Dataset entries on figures
━━━━━━━━━━

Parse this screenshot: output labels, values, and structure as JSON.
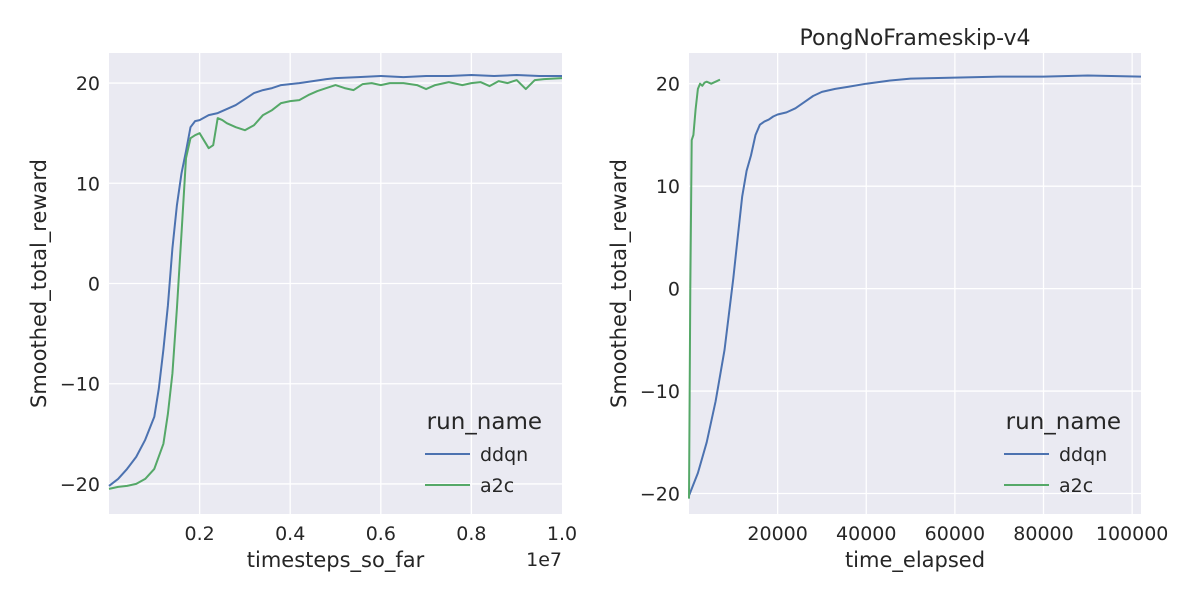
{
  "colors": {
    "background": "#EAEAF2",
    "grid": "#FFFFFF",
    "ddqn": "#4C72B0",
    "a2c": "#55A868"
  },
  "chart_data": [
    {
      "type": "line",
      "title": "",
      "xlabel": "timesteps_so_far",
      "ylabel": "Smoothed_total_reward",
      "x_offset_label": "1e7",
      "xlim": [
        0.0,
        1.0
      ],
      "ylim": [
        -23,
        23
      ],
      "xticks": [
        "0.2",
        "0.4",
        "0.6",
        "0.8",
        "1.0"
      ],
      "yticks": [
        "20",
        "10",
        "0",
        "−10",
        "−20"
      ],
      "grid": true,
      "legend": {
        "title": "run_name",
        "placement": "lower-right",
        "entries": [
          "ddqn",
          "a2c"
        ]
      },
      "series": [
        {
          "name": "ddqn",
          "x": [
            0.0,
            0.02,
            0.04,
            0.06,
            0.08,
            0.1,
            0.11,
            0.12,
            0.13,
            0.14,
            0.15,
            0.16,
            0.17,
            0.18,
            0.19,
            0.2,
            0.22,
            0.24,
            0.26,
            0.28,
            0.3,
            0.32,
            0.34,
            0.36,
            0.38,
            0.4,
            0.42,
            0.45,
            0.48,
            0.5,
            0.55,
            0.6,
            0.65,
            0.7,
            0.75,
            0.8,
            0.85,
            0.9,
            0.95,
            1.0
          ],
          "y": [
            -20.2,
            -19.5,
            -18.5,
            -17.3,
            -15.6,
            -13.3,
            -10.5,
            -6.6,
            -2.2,
            3.5,
            7.8,
            11.0,
            13.2,
            15.6,
            16.2,
            16.3,
            16.8,
            17.0,
            17.4,
            17.8,
            18.4,
            19.0,
            19.3,
            19.5,
            19.8,
            19.9,
            20.0,
            20.2,
            20.4,
            20.5,
            20.6,
            20.7,
            20.6,
            20.7,
            20.7,
            20.8,
            20.7,
            20.8,
            20.7,
            20.7
          ]
        },
        {
          "name": "a2c",
          "x": [
            0.0,
            0.02,
            0.04,
            0.06,
            0.08,
            0.1,
            0.12,
            0.13,
            0.14,
            0.15,
            0.16,
            0.17,
            0.18,
            0.19,
            0.2,
            0.22,
            0.23,
            0.24,
            0.25,
            0.26,
            0.28,
            0.3,
            0.32,
            0.34,
            0.36,
            0.38,
            0.4,
            0.42,
            0.44,
            0.46,
            0.48,
            0.5,
            0.52,
            0.54,
            0.56,
            0.58,
            0.6,
            0.62,
            0.65,
            0.68,
            0.7,
            0.72,
            0.75,
            0.78,
            0.8,
            0.82,
            0.84,
            0.86,
            0.88,
            0.9,
            0.92,
            0.94,
            0.96,
            1.0
          ],
          "y": [
            -20.5,
            -20.3,
            -20.2,
            -20.0,
            -19.5,
            -18.5,
            -16.0,
            -13.0,
            -9.0,
            -2.5,
            5.0,
            12.5,
            14.5,
            14.8,
            15.0,
            13.5,
            13.8,
            16.5,
            16.3,
            16.0,
            15.6,
            15.3,
            15.8,
            16.8,
            17.3,
            18.0,
            18.2,
            18.3,
            18.8,
            19.2,
            19.5,
            19.8,
            19.5,
            19.3,
            19.9,
            20.0,
            19.8,
            20.0,
            20.0,
            19.8,
            19.4,
            19.8,
            20.1,
            19.8,
            20.0,
            20.1,
            19.7,
            20.2,
            20.0,
            20.3,
            19.4,
            20.3,
            20.4,
            20.5
          ]
        }
      ]
    },
    {
      "type": "line",
      "title": "PongNoFrameskip-v4",
      "xlabel": "time_elapsed",
      "ylabel": "Smoothed_total_reward",
      "xlim": [
        0,
        102000
      ],
      "ylim": [
        -22,
        23
      ],
      "xticks": [
        "20000",
        "40000",
        "60000",
        "80000",
        "100000"
      ],
      "yticks": [
        "20",
        "10",
        "0",
        "−10",
        "−20"
      ],
      "grid": true,
      "legend": {
        "title": "run_name",
        "placement": "lower-right",
        "entries": [
          "ddqn",
          "a2c"
        ]
      },
      "series": [
        {
          "name": "ddqn",
          "x": [
            0,
            2000,
            4000,
            6000,
            8000,
            9000,
            10000,
            11000,
            12000,
            13000,
            14000,
            15000,
            16000,
            17000,
            18000,
            19000,
            20000,
            22000,
            24000,
            26000,
            28000,
            30000,
            33000,
            36000,
            40000,
            45000,
            50000,
            60000,
            70000,
            80000,
            90000,
            102000
          ],
          "y": [
            -20.2,
            -18.0,
            -15.0,
            -11.0,
            -6.0,
            -2.5,
            1.0,
            5.0,
            9.0,
            11.5,
            13.0,
            15.0,
            16.0,
            16.3,
            16.5,
            16.8,
            17.0,
            17.2,
            17.6,
            18.2,
            18.8,
            19.2,
            19.5,
            19.7,
            20.0,
            20.3,
            20.5,
            20.6,
            20.7,
            20.7,
            20.8,
            20.7
          ]
        },
        {
          "name": "a2c",
          "x": [
            0,
            300,
            600,
            1000,
            1500,
            2000,
            2500,
            3000,
            3500,
            4000,
            5000,
            6000,
            7000
          ],
          "y": [
            -20.5,
            0.0,
            14.5,
            15.0,
            17.5,
            19.5,
            20.0,
            19.8,
            20.1,
            20.2,
            20.0,
            20.2,
            20.4
          ]
        }
      ]
    }
  ]
}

━━━━━━━━━━

Written problem: Extract the full listing above verbatim; pictures are to be left out of the copy.

Finished task:
Parse this screenshot: output labels, values, and structure as JSON.
{
  "colors": {
    "background": "#EAEAF2",
    "grid": "#FFFFFF",
    "ddqn": "#4C72B0",
    "a2c": "#55A868"
  },
  "chart_data": [
    {
      "type": "line",
      "title": "",
      "xlabel": "timesteps_so_far",
      "ylabel": "Smoothed_total_reward",
      "x_offset_label": "1e7",
      "xlim": [
        0.0,
        1.0
      ],
      "ylim": [
        -23,
        23
      ],
      "xticks": [
        "0.2",
        "0.4",
        "0.6",
        "0.8",
        "1.0"
      ],
      "yticks": [
        "20",
        "10",
        "0",
        "−10",
        "−20"
      ],
      "grid": true,
      "legend": {
        "title": "run_name",
        "placement": "lower-right",
        "entries": [
          "ddqn",
          "a2c"
        ]
      },
      "series": [
        {
          "name": "ddqn",
          "x": [
            0.0,
            0.02,
            0.04,
            0.06,
            0.08,
            0.1,
            0.11,
            0.12,
            0.13,
            0.14,
            0.15,
            0.16,
            0.17,
            0.18,
            0.19,
            0.2,
            0.22,
            0.24,
            0.26,
            0.28,
            0.3,
            0.32,
            0.34,
            0.36,
            0.38,
            0.4,
            0.42,
            0.45,
            0.48,
            0.5,
            0.55,
            0.6,
            0.65,
            0.7,
            0.75,
            0.8,
            0.85,
            0.9,
            0.95,
            1.0
          ],
          "y": [
            -20.2,
            -19.5,
            -18.5,
            -17.3,
            -15.6,
            -13.3,
            -10.5,
            -6.6,
            -2.2,
            3.5,
            7.8,
            11.0,
            13.2,
            15.6,
            16.2,
            16.3,
            16.8,
            17.0,
            17.4,
            17.8,
            18.4,
            19.0,
            19.3,
            19.5,
            19.8,
            19.9,
            20.0,
            20.2,
            20.4,
            20.5,
            20.6,
            20.7,
            20.6,
            20.7,
            20.7,
            20.8,
            20.7,
            20.8,
            20.7,
            20.7
          ]
        },
        {
          "name": "a2c",
          "x": [
            0.0,
            0.02,
            0.04,
            0.06,
            0.08,
            0.1,
            0.12,
            0.13,
            0.14,
            0.15,
            0.16,
            0.17,
            0.18,
            0.19,
            0.2,
            0.22,
            0.23,
            0.24,
            0.25,
            0.26,
            0.28,
            0.3,
            0.32,
            0.34,
            0.36,
            0.38,
            0.4,
            0.42,
            0.44,
            0.46,
            0.48,
            0.5,
            0.52,
            0.54,
            0.56,
            0.58,
            0.6,
            0.62,
            0.65,
            0.68,
            0.7,
            0.72,
            0.75,
            0.78,
            0.8,
            0.82,
            0.84,
            0.86,
            0.88,
            0.9,
            0.92,
            0.94,
            0.96,
            1.0
          ],
          "y": [
            -20.5,
            -20.3,
            -20.2,
            -20.0,
            -19.5,
            -18.5,
            -16.0,
            -13.0,
            -9.0,
            -2.5,
            5.0,
            12.5,
            14.5,
            14.8,
            15.0,
            13.5,
            13.8,
            16.5,
            16.3,
            16.0,
            15.6,
            15.3,
            15.8,
            16.8,
            17.3,
            18.0,
            18.2,
            18.3,
            18.8,
            19.2,
            19.5,
            19.8,
            19.5,
            19.3,
            19.9,
            20.0,
            19.8,
            20.0,
            20.0,
            19.8,
            19.4,
            19.8,
            20.1,
            19.8,
            20.0,
            20.1,
            19.7,
            20.2,
            20.0,
            20.3,
            19.4,
            20.3,
            20.4,
            20.5
          ]
        }
      ]
    },
    {
      "type": "line",
      "title": "PongNoFrameskip-v4",
      "xlabel": "time_elapsed",
      "ylabel": "Smoothed_total_reward",
      "xlim": [
        0,
        102000
      ],
      "ylim": [
        -22,
        23
      ],
      "xticks": [
        "20000",
        "40000",
        "60000",
        "80000",
        "100000"
      ],
      "yticks": [
        "20",
        "10",
        "0",
        "−10",
        "−20"
      ],
      "grid": true,
      "legend": {
        "title": "run_name",
        "placement": "lower-right",
        "entries": [
          "ddqn",
          "a2c"
        ]
      },
      "series": [
        {
          "name": "ddqn",
          "x": [
            0,
            2000,
            4000,
            6000,
            8000,
            9000,
            10000,
            11000,
            12000,
            13000,
            14000,
            15000,
            16000,
            17000,
            18000,
            19000,
            20000,
            22000,
            24000,
            26000,
            28000,
            30000,
            33000,
            36000,
            40000,
            45000,
            50000,
            60000,
            70000,
            80000,
            90000,
            102000
          ],
          "y": [
            -20.2,
            -18.0,
            -15.0,
            -11.0,
            -6.0,
            -2.5,
            1.0,
            5.0,
            9.0,
            11.5,
            13.0,
            15.0,
            16.0,
            16.3,
            16.5,
            16.8,
            17.0,
            17.2,
            17.6,
            18.2,
            18.8,
            19.2,
            19.5,
            19.7,
            20.0,
            20.3,
            20.5,
            20.6,
            20.7,
            20.7,
            20.8,
            20.7
          ]
        },
        {
          "name": "a2c",
          "x": [
            0,
            300,
            600,
            1000,
            1500,
            2000,
            2500,
            3000,
            3500,
            4000,
            5000,
            6000,
            7000
          ],
          "y": [
            -20.5,
            0.0,
            14.5,
            15.0,
            17.5,
            19.5,
            20.0,
            19.8,
            20.1,
            20.2,
            20.0,
            20.2,
            20.4
          ]
        }
      ]
    }
  ]
}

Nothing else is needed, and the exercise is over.